- [Requirements]
Only a number is wanted: how many lines in these records contain the word "아저씨가"?

>> start Material for the task

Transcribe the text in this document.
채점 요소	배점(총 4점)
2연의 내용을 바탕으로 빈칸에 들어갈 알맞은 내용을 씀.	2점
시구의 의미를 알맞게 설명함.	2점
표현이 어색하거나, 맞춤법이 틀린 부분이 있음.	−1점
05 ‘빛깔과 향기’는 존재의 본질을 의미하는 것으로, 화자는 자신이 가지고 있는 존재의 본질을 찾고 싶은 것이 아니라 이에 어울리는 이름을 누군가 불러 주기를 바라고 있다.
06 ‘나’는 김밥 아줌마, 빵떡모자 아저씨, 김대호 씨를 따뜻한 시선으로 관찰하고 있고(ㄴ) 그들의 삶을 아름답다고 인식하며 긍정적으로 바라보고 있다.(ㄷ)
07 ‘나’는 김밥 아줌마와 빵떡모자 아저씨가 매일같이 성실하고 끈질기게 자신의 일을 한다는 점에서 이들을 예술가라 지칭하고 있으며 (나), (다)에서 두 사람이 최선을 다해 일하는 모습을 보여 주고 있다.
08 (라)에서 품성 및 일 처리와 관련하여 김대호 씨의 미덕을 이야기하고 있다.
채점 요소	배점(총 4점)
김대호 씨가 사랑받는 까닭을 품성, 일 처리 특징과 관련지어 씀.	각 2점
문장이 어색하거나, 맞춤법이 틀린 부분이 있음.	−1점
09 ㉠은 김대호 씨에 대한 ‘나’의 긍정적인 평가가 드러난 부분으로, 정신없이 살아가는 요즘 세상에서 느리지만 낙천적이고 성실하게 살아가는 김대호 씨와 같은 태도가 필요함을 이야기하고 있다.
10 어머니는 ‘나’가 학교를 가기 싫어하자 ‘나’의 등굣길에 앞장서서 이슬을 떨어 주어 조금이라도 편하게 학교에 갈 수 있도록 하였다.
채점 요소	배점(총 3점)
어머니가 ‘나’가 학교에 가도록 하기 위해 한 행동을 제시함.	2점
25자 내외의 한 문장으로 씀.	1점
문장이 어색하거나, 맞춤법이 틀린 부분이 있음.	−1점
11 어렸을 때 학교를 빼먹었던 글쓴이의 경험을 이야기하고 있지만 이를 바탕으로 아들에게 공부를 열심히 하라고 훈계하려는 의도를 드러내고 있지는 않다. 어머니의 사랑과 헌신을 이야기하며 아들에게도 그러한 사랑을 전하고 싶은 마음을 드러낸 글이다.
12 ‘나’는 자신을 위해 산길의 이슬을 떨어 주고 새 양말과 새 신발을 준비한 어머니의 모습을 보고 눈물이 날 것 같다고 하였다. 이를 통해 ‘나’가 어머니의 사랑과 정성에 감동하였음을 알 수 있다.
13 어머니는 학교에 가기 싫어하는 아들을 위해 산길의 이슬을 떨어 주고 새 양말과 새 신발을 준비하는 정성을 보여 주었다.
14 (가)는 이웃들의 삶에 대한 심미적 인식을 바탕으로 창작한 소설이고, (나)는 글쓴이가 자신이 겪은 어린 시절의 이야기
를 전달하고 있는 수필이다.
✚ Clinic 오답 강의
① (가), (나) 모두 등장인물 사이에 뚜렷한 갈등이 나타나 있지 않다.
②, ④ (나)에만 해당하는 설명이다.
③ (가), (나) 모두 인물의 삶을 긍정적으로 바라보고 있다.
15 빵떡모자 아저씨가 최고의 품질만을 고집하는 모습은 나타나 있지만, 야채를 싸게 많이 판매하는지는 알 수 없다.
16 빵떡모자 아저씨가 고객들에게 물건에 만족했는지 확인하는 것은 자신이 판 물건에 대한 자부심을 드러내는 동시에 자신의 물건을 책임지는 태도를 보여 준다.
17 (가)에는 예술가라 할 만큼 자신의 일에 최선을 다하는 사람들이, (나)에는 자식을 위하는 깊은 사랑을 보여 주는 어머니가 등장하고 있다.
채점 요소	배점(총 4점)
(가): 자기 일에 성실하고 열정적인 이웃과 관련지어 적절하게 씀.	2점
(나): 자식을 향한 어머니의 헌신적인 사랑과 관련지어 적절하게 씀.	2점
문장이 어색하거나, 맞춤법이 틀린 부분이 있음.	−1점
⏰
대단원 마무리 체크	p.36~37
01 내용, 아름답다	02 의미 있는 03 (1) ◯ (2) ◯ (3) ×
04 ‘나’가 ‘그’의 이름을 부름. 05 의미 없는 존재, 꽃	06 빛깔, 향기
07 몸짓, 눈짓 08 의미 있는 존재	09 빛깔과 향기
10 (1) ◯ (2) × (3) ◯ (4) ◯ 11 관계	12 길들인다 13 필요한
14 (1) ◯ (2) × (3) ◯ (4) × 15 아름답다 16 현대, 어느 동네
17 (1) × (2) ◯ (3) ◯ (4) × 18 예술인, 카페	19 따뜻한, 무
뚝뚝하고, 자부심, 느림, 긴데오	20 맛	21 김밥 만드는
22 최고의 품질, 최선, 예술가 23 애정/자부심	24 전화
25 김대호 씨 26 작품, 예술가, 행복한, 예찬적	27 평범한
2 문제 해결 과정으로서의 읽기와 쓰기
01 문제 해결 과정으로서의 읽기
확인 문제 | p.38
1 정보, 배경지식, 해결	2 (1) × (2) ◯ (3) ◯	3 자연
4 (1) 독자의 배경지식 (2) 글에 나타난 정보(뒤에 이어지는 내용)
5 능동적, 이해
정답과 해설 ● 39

>> end Material for the task

- [Exercise response]
3